** SHORT PROBLEM **
Only the lines holding the string "JSON" are needed. Copy each one.

[Stored data entries]

— START —

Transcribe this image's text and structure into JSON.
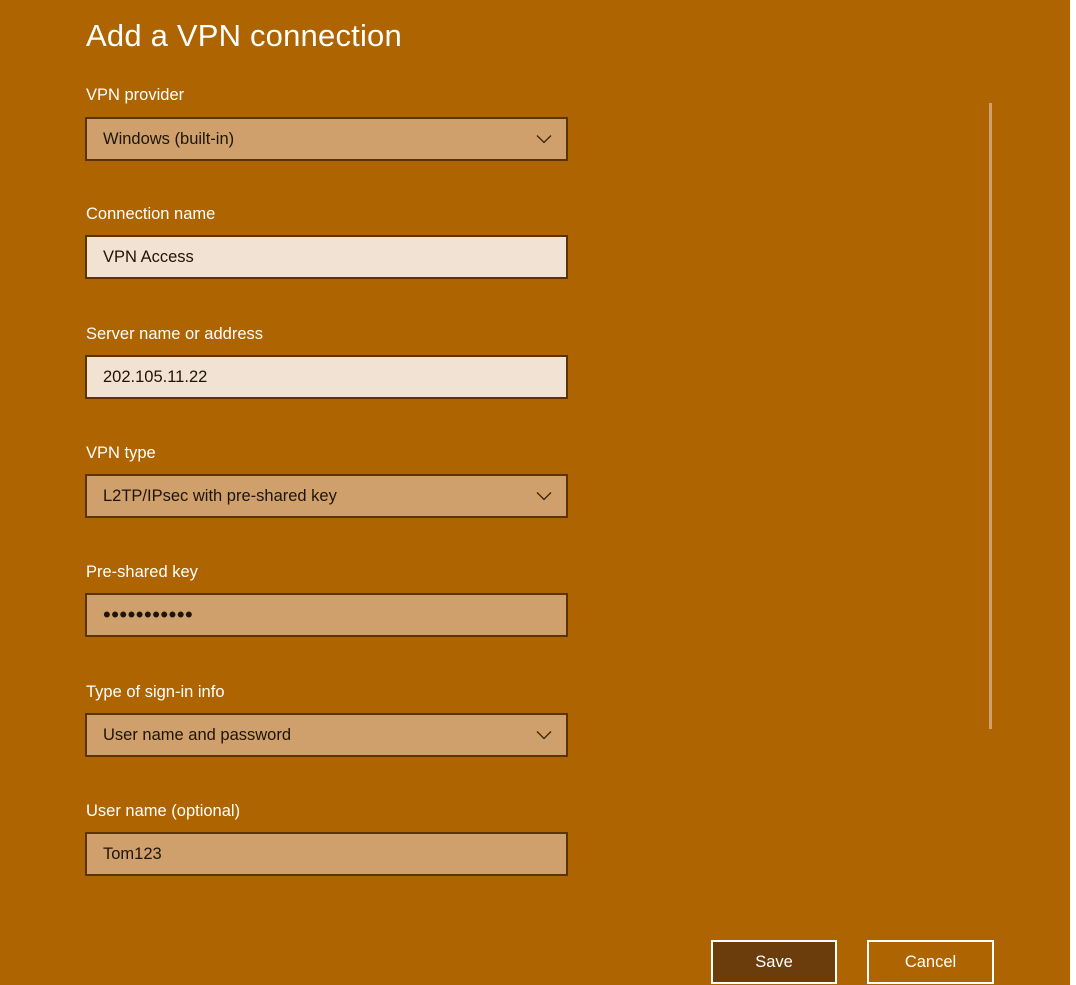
{
  "dialog": {
    "title": "Add a VPN connection"
  },
  "fields": {
    "vpn_provider": {
      "label": "VPN provider",
      "value": "Windows (built-in)"
    },
    "connection_name": {
      "label": "Connection name",
      "value": "VPN Access"
    },
    "server": {
      "label": "Server name or address",
      "value": "202.105.11.22"
    },
    "vpn_type": {
      "label": "VPN type",
      "value": "L2TP/IPsec with pre-shared key"
    },
    "pre_shared_key": {
      "label": "Pre-shared key",
      "value": "•••••••••••"
    },
    "sign_in_type": {
      "label": "Type of sign-in info",
      "value": "User name and password"
    },
    "user_name": {
      "label": "User name (optional)",
      "value": "Tom123"
    }
  },
  "buttons": {
    "save": "Save",
    "cancel": "Cancel"
  },
  "colors": {
    "background": "#ae6400",
    "field_dark": "#cfa06b",
    "field_light": "#f1e2d3",
    "border": "#5a3405",
    "save_button": "#6b3d0c"
  },
  "icons": {
    "dropdown": "chevron-down-icon"
  }
}
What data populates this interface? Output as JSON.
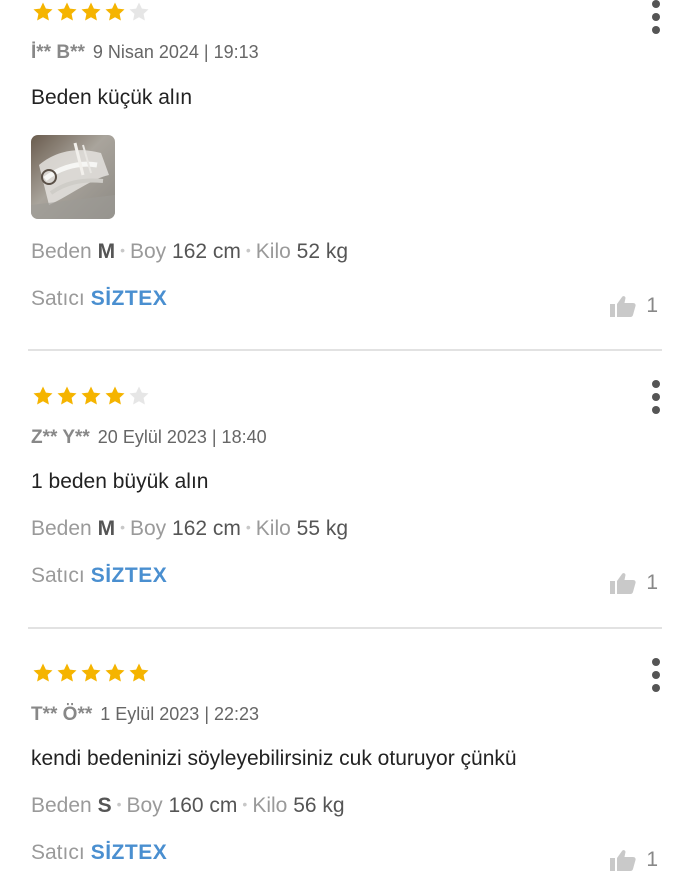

— END —

** RESPONSE FOR THIS EXERCISE **
Transcribe this image's text and structure into JSON.
What data populates this interface? Output as JSON.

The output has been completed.